- PROBLEM STATEMENT
Give the number of lines below that contain the word "Heliocentric", and nothing else.

----------------

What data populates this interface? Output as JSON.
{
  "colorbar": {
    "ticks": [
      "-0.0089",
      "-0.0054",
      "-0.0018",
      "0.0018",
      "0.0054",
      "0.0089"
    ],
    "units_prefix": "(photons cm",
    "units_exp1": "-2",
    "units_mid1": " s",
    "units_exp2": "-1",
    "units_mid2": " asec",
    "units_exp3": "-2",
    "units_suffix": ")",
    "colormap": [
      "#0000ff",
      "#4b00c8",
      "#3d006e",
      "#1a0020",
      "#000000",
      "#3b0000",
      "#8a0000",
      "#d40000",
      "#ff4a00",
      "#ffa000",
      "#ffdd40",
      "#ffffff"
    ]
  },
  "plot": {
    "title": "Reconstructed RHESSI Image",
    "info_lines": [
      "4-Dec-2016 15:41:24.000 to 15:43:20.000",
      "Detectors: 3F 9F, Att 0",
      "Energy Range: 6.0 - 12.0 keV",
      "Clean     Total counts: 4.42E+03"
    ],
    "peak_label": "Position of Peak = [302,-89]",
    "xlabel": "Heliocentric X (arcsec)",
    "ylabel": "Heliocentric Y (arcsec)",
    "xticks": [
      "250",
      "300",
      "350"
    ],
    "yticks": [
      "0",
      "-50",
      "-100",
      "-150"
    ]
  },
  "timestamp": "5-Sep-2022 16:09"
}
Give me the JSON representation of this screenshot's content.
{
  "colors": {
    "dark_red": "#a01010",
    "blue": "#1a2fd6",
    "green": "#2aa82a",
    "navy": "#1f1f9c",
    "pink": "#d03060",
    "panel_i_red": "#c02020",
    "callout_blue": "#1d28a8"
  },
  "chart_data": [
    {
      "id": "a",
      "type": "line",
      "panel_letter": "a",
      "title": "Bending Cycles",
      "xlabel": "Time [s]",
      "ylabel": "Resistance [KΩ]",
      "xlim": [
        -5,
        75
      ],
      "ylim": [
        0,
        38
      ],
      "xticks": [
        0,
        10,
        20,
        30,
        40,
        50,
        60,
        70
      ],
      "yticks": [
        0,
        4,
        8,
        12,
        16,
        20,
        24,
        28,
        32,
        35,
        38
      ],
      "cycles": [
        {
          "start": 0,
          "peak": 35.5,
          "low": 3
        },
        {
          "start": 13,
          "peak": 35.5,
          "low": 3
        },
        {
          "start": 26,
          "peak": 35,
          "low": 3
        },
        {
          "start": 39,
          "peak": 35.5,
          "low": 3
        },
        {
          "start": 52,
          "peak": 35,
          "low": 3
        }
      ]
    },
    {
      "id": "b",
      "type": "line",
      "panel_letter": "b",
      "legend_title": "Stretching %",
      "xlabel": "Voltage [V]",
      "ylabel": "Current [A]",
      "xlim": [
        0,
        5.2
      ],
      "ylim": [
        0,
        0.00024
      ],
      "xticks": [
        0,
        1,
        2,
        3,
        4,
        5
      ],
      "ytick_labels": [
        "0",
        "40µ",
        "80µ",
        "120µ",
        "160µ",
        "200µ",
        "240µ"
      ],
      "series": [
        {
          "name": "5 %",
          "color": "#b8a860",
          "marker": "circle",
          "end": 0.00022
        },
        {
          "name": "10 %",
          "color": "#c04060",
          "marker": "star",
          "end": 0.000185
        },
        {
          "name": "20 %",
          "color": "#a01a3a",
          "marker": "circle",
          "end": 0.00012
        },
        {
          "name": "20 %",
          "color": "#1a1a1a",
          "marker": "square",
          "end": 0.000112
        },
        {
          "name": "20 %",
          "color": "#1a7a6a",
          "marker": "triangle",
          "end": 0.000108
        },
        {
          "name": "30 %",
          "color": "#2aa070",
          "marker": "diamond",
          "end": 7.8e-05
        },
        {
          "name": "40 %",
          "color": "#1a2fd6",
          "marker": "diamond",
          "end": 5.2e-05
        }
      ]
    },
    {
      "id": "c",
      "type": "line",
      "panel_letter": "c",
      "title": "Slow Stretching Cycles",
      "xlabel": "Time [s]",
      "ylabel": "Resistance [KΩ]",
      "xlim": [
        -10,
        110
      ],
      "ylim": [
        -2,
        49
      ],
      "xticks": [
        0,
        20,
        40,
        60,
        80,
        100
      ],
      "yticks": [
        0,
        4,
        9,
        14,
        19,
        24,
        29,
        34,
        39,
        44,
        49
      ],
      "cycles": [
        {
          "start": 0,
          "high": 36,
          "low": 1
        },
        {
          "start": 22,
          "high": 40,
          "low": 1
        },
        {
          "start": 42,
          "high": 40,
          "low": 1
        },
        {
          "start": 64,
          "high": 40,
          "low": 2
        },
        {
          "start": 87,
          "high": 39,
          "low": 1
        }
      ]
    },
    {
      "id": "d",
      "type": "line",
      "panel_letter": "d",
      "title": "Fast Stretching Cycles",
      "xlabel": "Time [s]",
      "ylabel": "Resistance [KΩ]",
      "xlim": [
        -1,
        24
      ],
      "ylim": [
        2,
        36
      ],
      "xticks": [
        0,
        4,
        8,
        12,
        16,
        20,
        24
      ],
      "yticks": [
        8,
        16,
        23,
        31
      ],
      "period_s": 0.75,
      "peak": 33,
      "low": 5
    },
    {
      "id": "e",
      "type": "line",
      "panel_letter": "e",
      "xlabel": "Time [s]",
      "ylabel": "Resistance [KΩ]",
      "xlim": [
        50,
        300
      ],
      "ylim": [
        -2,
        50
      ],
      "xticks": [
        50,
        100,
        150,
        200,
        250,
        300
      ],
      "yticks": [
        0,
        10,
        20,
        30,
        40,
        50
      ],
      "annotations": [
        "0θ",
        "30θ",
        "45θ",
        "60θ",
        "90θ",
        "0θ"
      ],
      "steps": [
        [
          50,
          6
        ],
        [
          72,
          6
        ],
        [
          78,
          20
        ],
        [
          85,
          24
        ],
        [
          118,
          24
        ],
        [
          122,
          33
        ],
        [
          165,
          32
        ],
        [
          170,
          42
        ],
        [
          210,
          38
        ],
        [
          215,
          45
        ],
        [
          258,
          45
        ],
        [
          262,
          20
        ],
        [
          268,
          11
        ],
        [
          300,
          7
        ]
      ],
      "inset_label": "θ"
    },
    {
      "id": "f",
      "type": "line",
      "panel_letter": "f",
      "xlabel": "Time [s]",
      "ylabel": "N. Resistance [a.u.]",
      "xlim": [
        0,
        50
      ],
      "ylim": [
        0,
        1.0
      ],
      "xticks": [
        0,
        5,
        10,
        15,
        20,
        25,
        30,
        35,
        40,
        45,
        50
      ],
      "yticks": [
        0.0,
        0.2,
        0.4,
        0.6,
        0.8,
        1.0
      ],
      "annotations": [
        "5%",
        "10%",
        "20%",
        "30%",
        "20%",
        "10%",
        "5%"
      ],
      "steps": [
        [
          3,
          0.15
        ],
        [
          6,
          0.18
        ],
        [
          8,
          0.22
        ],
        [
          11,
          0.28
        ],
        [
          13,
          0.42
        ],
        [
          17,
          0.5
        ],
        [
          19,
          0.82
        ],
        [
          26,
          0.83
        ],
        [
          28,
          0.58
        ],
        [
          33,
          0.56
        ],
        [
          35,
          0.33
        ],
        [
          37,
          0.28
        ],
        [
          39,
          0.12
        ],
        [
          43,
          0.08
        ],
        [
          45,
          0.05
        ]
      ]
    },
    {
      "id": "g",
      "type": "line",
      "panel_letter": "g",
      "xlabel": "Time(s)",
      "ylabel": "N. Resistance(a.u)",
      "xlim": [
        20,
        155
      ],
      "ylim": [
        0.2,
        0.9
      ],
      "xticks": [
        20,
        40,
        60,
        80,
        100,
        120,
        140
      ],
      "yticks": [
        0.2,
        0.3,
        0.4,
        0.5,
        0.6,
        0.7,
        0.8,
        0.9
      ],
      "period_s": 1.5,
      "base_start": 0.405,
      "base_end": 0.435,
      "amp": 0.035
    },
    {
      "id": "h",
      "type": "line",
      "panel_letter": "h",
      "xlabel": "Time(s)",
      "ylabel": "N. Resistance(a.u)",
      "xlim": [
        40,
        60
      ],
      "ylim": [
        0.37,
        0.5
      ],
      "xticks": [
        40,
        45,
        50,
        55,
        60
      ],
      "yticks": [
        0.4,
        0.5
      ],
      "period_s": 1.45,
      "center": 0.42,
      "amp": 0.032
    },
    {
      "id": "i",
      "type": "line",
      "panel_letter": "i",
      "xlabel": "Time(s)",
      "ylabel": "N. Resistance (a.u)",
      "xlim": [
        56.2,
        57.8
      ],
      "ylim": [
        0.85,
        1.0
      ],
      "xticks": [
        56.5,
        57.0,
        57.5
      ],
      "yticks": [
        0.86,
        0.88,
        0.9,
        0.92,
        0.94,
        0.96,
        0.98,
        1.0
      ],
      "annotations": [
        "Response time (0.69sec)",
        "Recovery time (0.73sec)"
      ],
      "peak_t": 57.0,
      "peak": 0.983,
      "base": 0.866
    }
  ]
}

----------------

- FINAL ANSWER
2